**INSTRUCTION:**
Find every line in the records below that holds the word "value", and copy each one.

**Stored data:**

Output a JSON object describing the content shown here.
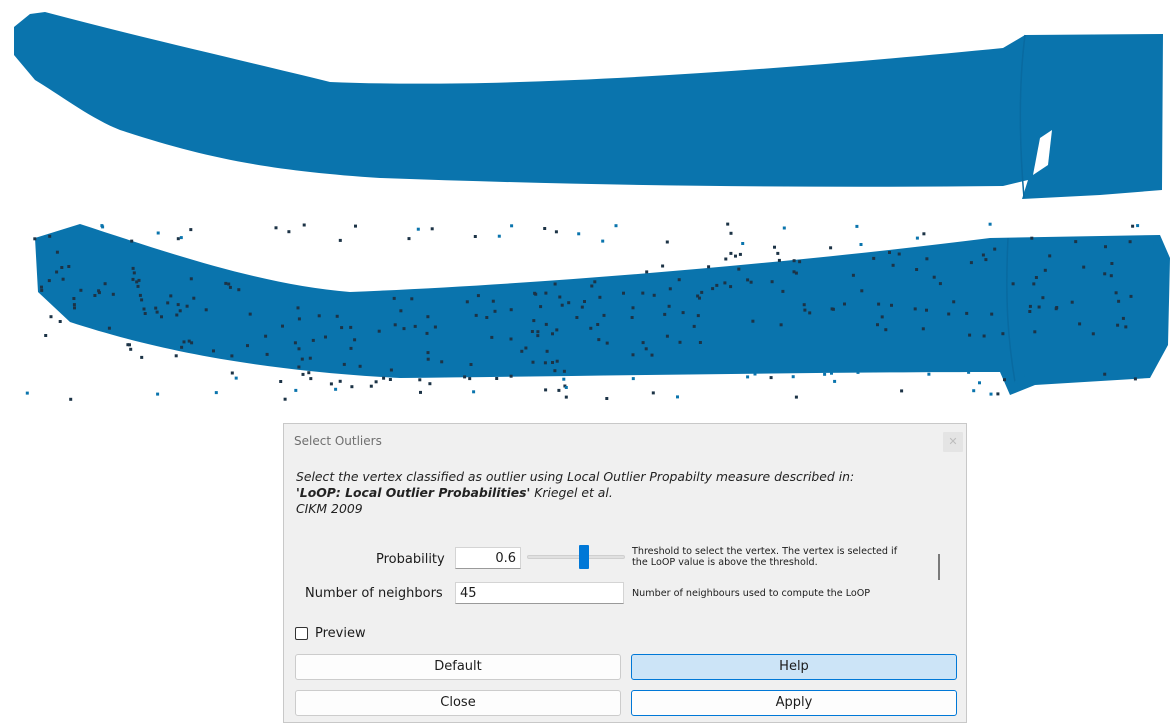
{
  "viewport": {
    "cloud_color": "#0a74ad",
    "outlier_color": "#1c3346"
  },
  "dialog": {
    "title": "Select Outliers",
    "close_icon": "close-icon",
    "description": {
      "line1": "Select the vertex classified as outlier using Local Outlier Propabilty measure described in:",
      "paper_title": "'LoOP: Local Outlier Probabilities'",
      "authors": " Kriegel et al.",
      "venue": "CIKM 2009"
    },
    "probability": {
      "label": "Probability",
      "value": "0.6",
      "slider_fraction": 0.6,
      "help_line1": "Threshold to select the vertex. The vertex is selected if",
      "help_line2": "the LoOP value is above the threshold."
    },
    "neighbors": {
      "label": "Number of neighbors",
      "value": "45",
      "help": "Number of neighbours used to compute the LoOP"
    },
    "preview": {
      "label": "Preview",
      "checked": false
    },
    "buttons": {
      "default": "Default",
      "help": "Help",
      "close": "Close",
      "apply": "Apply"
    },
    "accent_color": "#0078d7"
  }
}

**ANSWER TO THE PROBLEM:**
      "value": "0.6",
      "help_line2": "the LoOP value is above the threshold."
      "value": "45",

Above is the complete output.